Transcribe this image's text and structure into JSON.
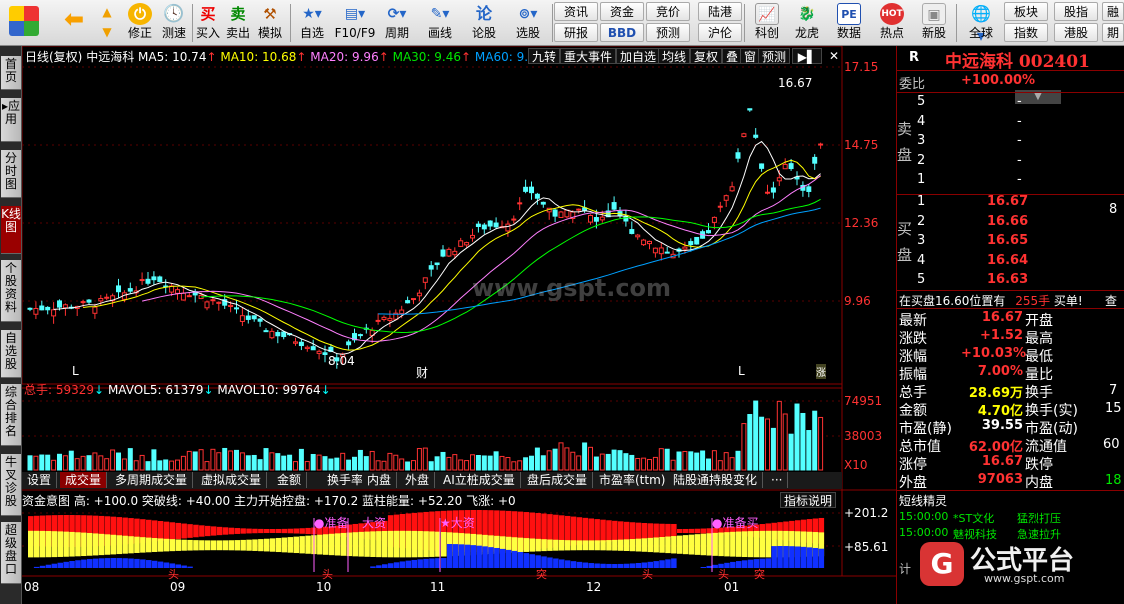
{
  "toolbar": {
    "buttons": [
      {
        "label": ""
      },
      {
        "label": ""
      },
      {
        "label": "修正"
      },
      {
        "label": "测速"
      },
      {
        "label": "买入"
      },
      {
        "label": "卖出"
      },
      {
        "label": "模拟"
      },
      {
        "label": "自选"
      },
      {
        "label": "F10/F9"
      },
      {
        "label": "周期"
      },
      {
        "label": "画线"
      },
      {
        "label": "论股"
      },
      {
        "label": "选股"
      },
      {
        "label": "科创"
      },
      {
        "label": "龙虎"
      },
      {
        "label": "数据"
      },
      {
        "label": "热点"
      },
      {
        "label": "新股"
      },
      {
        "label": "全球"
      }
    ],
    "buy_glyph": "买",
    "sell_glyph": "卖",
    "small_buttons": [
      "资讯",
      "资金",
      "竞价",
      "陆港",
      "研报",
      "BBD",
      "预测",
      "沪伦",
      "板块",
      "股指",
      "指数",
      "港股",
      "融资",
      "期货"
    ],
    "pe_glyph": "PE",
    "hot_glyph": "HOT"
  },
  "left_tabs": [
    "首页",
    "应用",
    "分时图",
    "K线图",
    "个股资料",
    "自选股",
    "综合排名",
    "牛叉诊股",
    "超级盘口"
  ],
  "chart": {
    "header": {
      "period": "日线(复权)",
      "name": "中远海科",
      "ma5": "MA5: 10.74",
      "ma10": "MA10: 10.68",
      "ma20": "MA20: 9.96",
      "ma30": "MA30: 9.46",
      "ma60": "MA60: 9.46"
    },
    "top_buttons": [
      "九转",
      "重大事件",
      "加自选",
      "均线",
      "复权",
      "叠",
      "窗",
      "预测"
    ],
    "price_labels": [
      "17.15",
      "14.75",
      "12.36",
      "9.96"
    ],
    "high_label": "16.67",
    "low_label": "8.04",
    "markers": {
      "l1": "L",
      "cai": "财",
      "l2": "L",
      "zhang": "涨"
    },
    "watermark": "www.gspt.com",
    "volume_header": {
      "total": "总手: 59329",
      "mavol5": "MAVOL5: 61379",
      "mavol10": "MAVOL10: 99764"
    },
    "volume_labels": [
      "74951",
      "38003",
      "X10"
    ],
    "volume_tabs": [
      "设置",
      "成交量",
      "多周期成交量",
      "虚拟成交量",
      "金额",
      "换手率",
      "内盘",
      "外盘",
      "AI立桩成交量",
      "盘后成交量",
      "市盈率(ttm)",
      "陆股通持股变化",
      "···"
    ],
    "indicator_header": "资金意图 高: +100.0  突破线: +40.00  主力开始控盘: +170.2  蓝柱能量: +52.20  飞涨: +0",
    "indicator_button": "指标说明",
    "indicator_labels": [
      "+201.2",
      "+85.61"
    ],
    "indicator_marks": {
      "m1": "准备",
      "m2": "大资",
      "m3": "大资",
      "m4": "准备买"
    },
    "indicator_bottom": {
      "tou1": "头",
      "tou2": "头",
      "tu": "突",
      "tou3": "头",
      "tou4": "头",
      "tu2": "突"
    },
    "date_labels": [
      "08",
      "09",
      "10",
      "11",
      "12",
      "01"
    ]
  },
  "right_panel": {
    "header_r": "R",
    "stock_name": "中远海科",
    "stock_code": "002401",
    "weibi_label": "委比",
    "weibi_value": "+100.00%",
    "sell_label": "卖盘",
    "sell_rows": [
      {
        "n": "5",
        "p": "-"
      },
      {
        "n": "4",
        "p": "-"
      },
      {
        "n": "3",
        "p": "-"
      },
      {
        "n": "2",
        "p": "-"
      },
      {
        "n": "1",
        "p": "-"
      }
    ],
    "buy_label": "买盘",
    "buy_rows": [
      {
        "n": "1",
        "p": "16.67"
      },
      {
        "n": "2",
        "p": "16.66"
      },
      {
        "n": "3",
        "p": "16.65"
      },
      {
        "n": "4",
        "p": "16.64"
      },
      {
        "n": "5",
        "p": "16.63"
      }
    ],
    "status_line": {
      "text": "在买盘16.60位置有",
      "qty": "255手",
      "action": "买单!",
      "query": "查"
    },
    "quote": [
      {
        "l": "最新",
        "v": "16.67",
        "l2": "开盘"
      },
      {
        "l": "涨跌",
        "v": "+1.52",
        "l2": "最高"
      },
      {
        "l": "涨幅",
        "v": "+10.03%",
        "l2": "最低"
      },
      {
        "l": "振幅",
        "v": "7.00%",
        "l2": "量比"
      },
      {
        "l": "总手",
        "v": "28.69万",
        "l2": "换手"
      },
      {
        "l": "金额",
        "v": "4.70亿",
        "l2": "换手(实)"
      },
      {
        "l": "市盈(静)",
        "v": "39.55",
        "l2": "市盈(动)"
      },
      {
        "l": "总市值",
        "v": "62.00亿",
        "l2": "流通值"
      },
      {
        "l": "涨停",
        "v": "16.67",
        "l2": "跌停"
      },
      {
        "l": "外盘",
        "v": "97063",
        "l2": "内盘"
      }
    ],
    "partial": {
      "r7": "7",
      "r15": "15",
      "r60": "60",
      "r18": "18",
      "r8": "8"
    },
    "short_title": "短线精灵",
    "short_rows": [
      {
        "time": "15:00:00",
        "name": "*ST文化",
        "event": "猛烈打压"
      },
      {
        "time": "15:00:00",
        "name": "魅视科技",
        "event": "急速拉升"
      }
    ],
    "bottom_label": "计"
  },
  "watermark_logo": {
    "text": "公式平台",
    "url": "www.gspt.com"
  },
  "colors": {
    "accent_red": "#ff3232",
    "up_red": "#ff3232",
    "down_cyan": "#54ffff",
    "ma5": "#ffffff",
    "ma10": "#ffff00",
    "ma20": "#ff80ff",
    "ma30": "#00ff00",
    "ma60": "#00a0ff"
  }
}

——

▸ Your task:
Identify and copy all lines with the word "gspt".

▸ Exercise result:
    "watermark": "www.gspt.com",
    "url": "www.gspt.com"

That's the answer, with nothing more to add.